BRIEF →
Restate the data below word for word. Skip any images it contains.

MATERIAL FOR THE TASK →
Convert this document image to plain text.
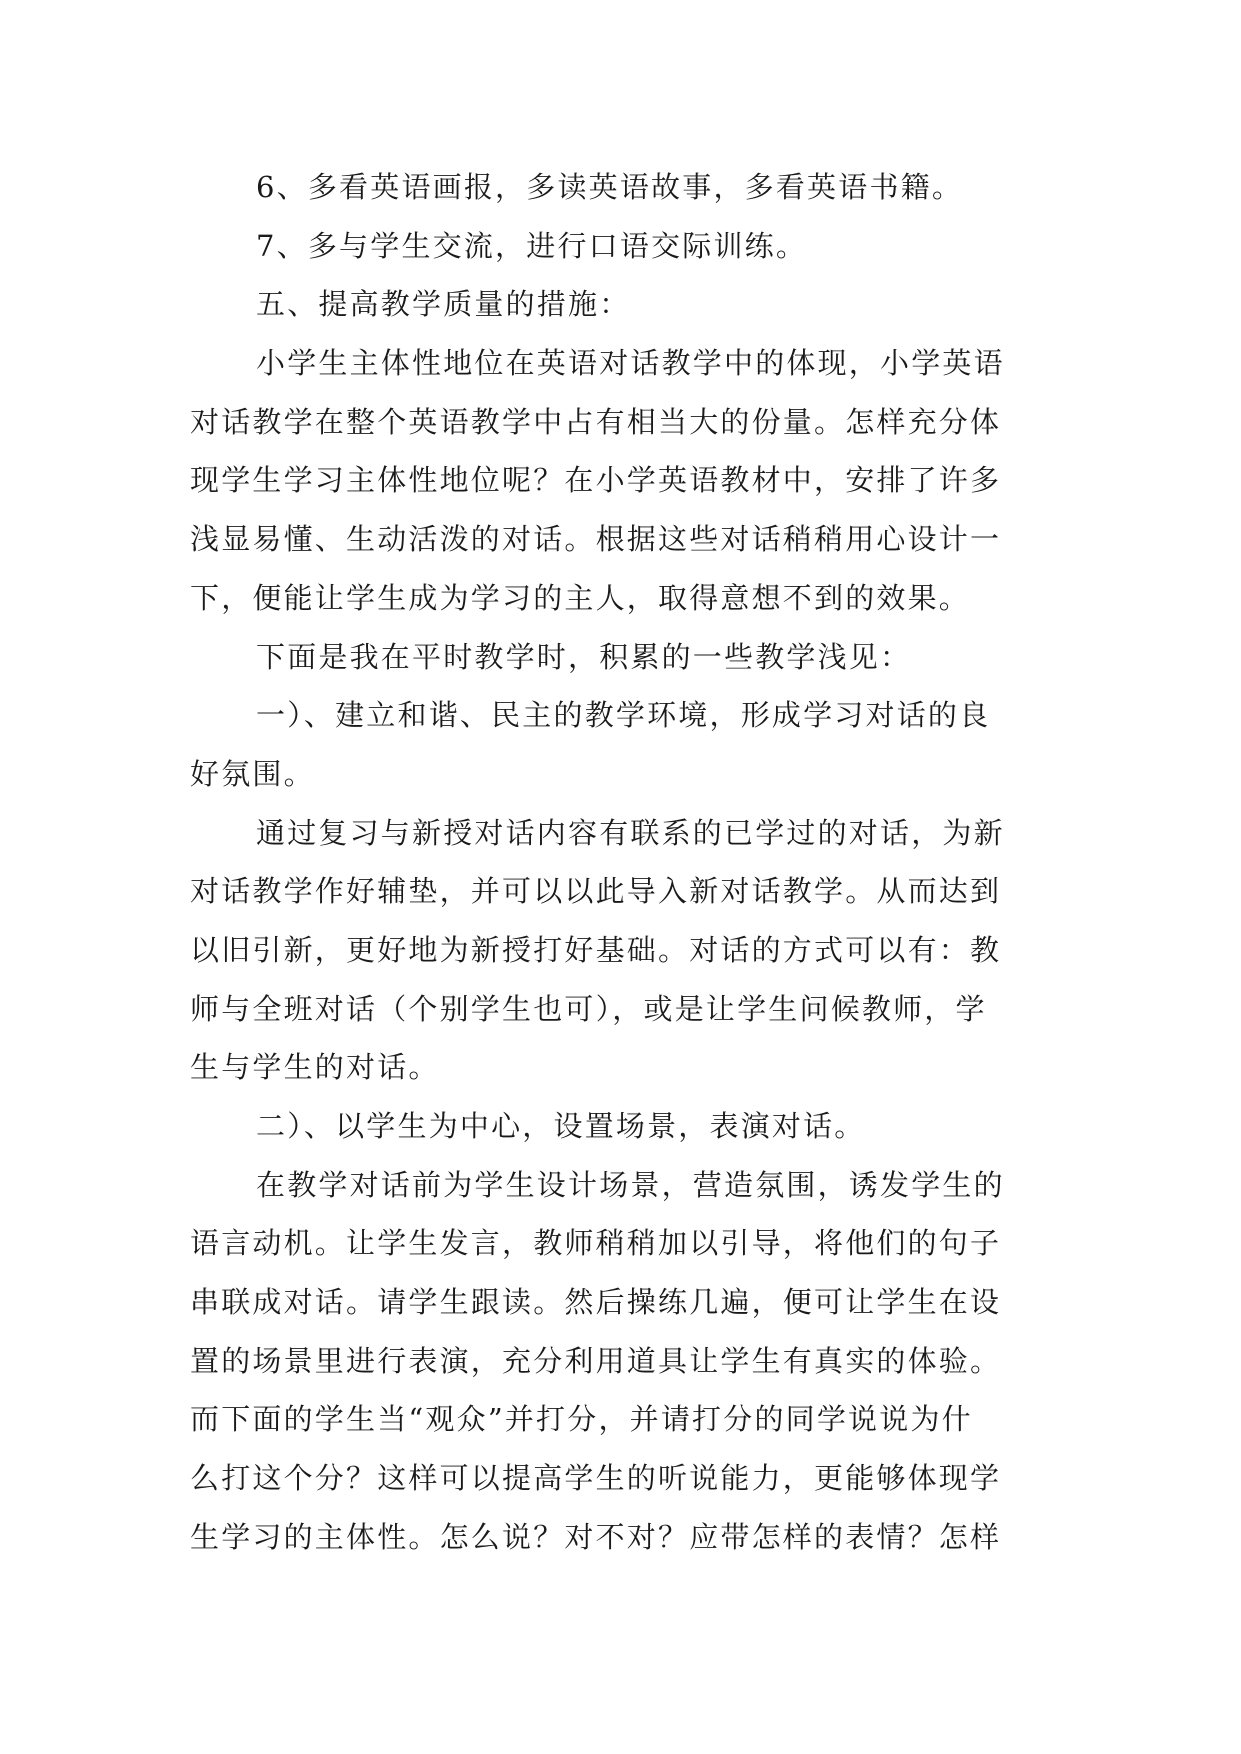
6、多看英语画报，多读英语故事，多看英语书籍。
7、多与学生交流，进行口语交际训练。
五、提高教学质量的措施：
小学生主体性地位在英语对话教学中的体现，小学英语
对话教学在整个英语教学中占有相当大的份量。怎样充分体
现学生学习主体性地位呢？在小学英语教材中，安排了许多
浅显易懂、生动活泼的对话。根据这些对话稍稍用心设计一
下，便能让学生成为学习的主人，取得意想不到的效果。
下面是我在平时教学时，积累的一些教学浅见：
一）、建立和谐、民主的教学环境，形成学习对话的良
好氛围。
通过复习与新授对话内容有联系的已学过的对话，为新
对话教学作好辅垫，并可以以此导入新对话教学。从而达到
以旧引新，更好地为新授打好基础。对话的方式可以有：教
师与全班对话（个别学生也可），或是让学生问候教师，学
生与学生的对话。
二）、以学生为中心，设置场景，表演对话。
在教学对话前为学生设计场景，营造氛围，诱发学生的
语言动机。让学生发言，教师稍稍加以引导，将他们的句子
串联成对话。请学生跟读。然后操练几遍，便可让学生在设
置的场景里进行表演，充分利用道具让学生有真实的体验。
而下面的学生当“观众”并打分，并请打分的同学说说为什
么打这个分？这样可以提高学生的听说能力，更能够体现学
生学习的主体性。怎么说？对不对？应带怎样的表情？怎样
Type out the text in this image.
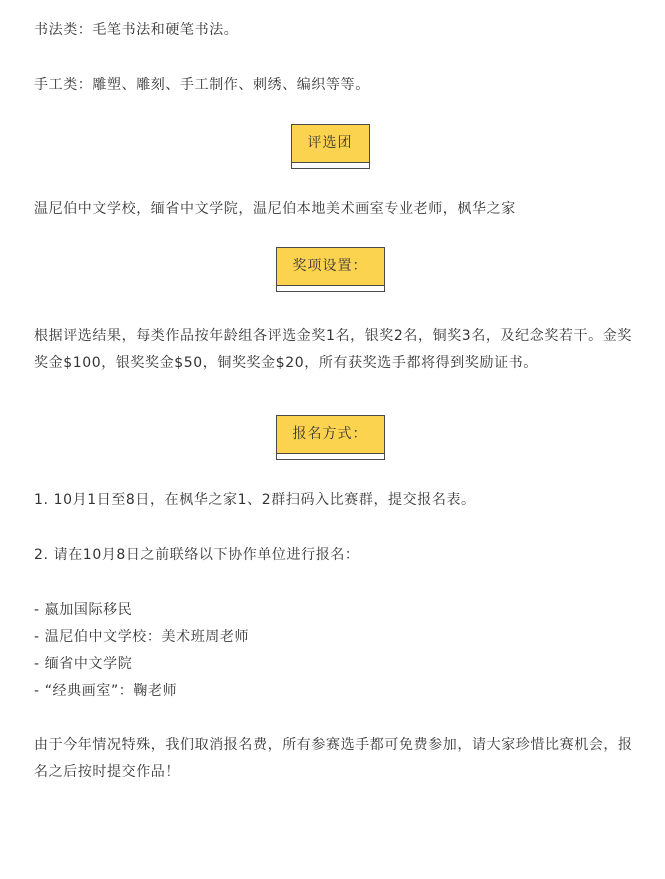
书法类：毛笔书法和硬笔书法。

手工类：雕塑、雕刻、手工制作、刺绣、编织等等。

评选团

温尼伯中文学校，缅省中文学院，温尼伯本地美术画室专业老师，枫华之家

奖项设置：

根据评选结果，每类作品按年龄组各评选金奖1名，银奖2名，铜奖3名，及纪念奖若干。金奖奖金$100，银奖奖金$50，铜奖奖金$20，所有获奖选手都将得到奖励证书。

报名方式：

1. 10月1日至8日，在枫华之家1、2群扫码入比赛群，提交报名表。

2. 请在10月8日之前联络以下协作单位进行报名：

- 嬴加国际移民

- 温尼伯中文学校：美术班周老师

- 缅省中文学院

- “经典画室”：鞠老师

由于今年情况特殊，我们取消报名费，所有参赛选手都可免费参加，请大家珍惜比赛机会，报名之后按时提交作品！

CORRECT RESPONSE →
Convert this document image to plain text.
6、多看英语画报，多读英语故事，多看英语书籍。
7、多与学生交流，进行口语交际训练。
五、提高教学质量的措施：
小学生主体性地位在英语对话教学中的体现，小学英语
对话教学在整个英语教学中占有相当大的份量。怎样充分体
现学生学习主体性地位呢？在小学英语教材中，安排了许多
浅显易懂、生动活泼的对话。根据这些对话稍稍用心设计一
下，便能让学生成为学习的主人，取得意想不到的效果。
下面是我在平时教学时，积累的一些教学浅见：
一）、建立和谐、民主的教学环境，形成学习对话的良
好氛围。
通过复习与新授对话内容有联系的已学过的对话，为新
对话教学作好辅垫，并可以以此导入新对话教学。从而达到
以旧引新，更好地为新授打好基础。对话的方式可以有：教
师与全班对话（个别学生也可），或是让学生问候教师，学
生与学生的对话。
二）、以学生为中心，设置场景，表演对话。
在教学对话前为学生设计场景，营造氛围，诱发学生的
语言动机。让学生发言，教师稍稍加以引导，将他们的句子
串联成对话。请学生跟读。然后操练几遍，便可让学生在设
置的场景里进行表演，充分利用道具让学生有真实的体验。
而下面的学生当“观众”并打分，并请打分的同学说说为什
么打这个分？这样可以提高学生的听说能力，更能够体现学
生学习的主体性。怎么说？对不对？应带怎样的表情？怎样
Type out the text in this image.
书法类：毛笔书法和硬笔书法。

手工类：雕塑、雕刻、手工制作、刺绣、编织等等。

评选团

温尼伯中文学校，缅省中文学院，温尼伯本地美术画室专业老师，枫华之家

奖项设置：

根据评选结果，每类作品按年龄组各评选金奖1名，银奖2名，铜奖3名，及纪念奖若干。金奖奖金$100，银奖奖金$50，铜奖奖金$20，所有获奖选手都将得到奖励证书。

报名方式：

1. 10月1日至8日，在枫华之家1、2群扫码入比赛群，提交报名表。

2. 请在10月8日之前联络以下协作单位进行报名：

- 嬴加国际移民

- 温尼伯中文学校：美术班周老师

- 缅省中文学院

- “经典画室”：鞠老师

由于今年情况特殊，我们取消报名费，所有参赛选手都可免费参加，请大家珍惜比赛机会，报名之后按时提交作品！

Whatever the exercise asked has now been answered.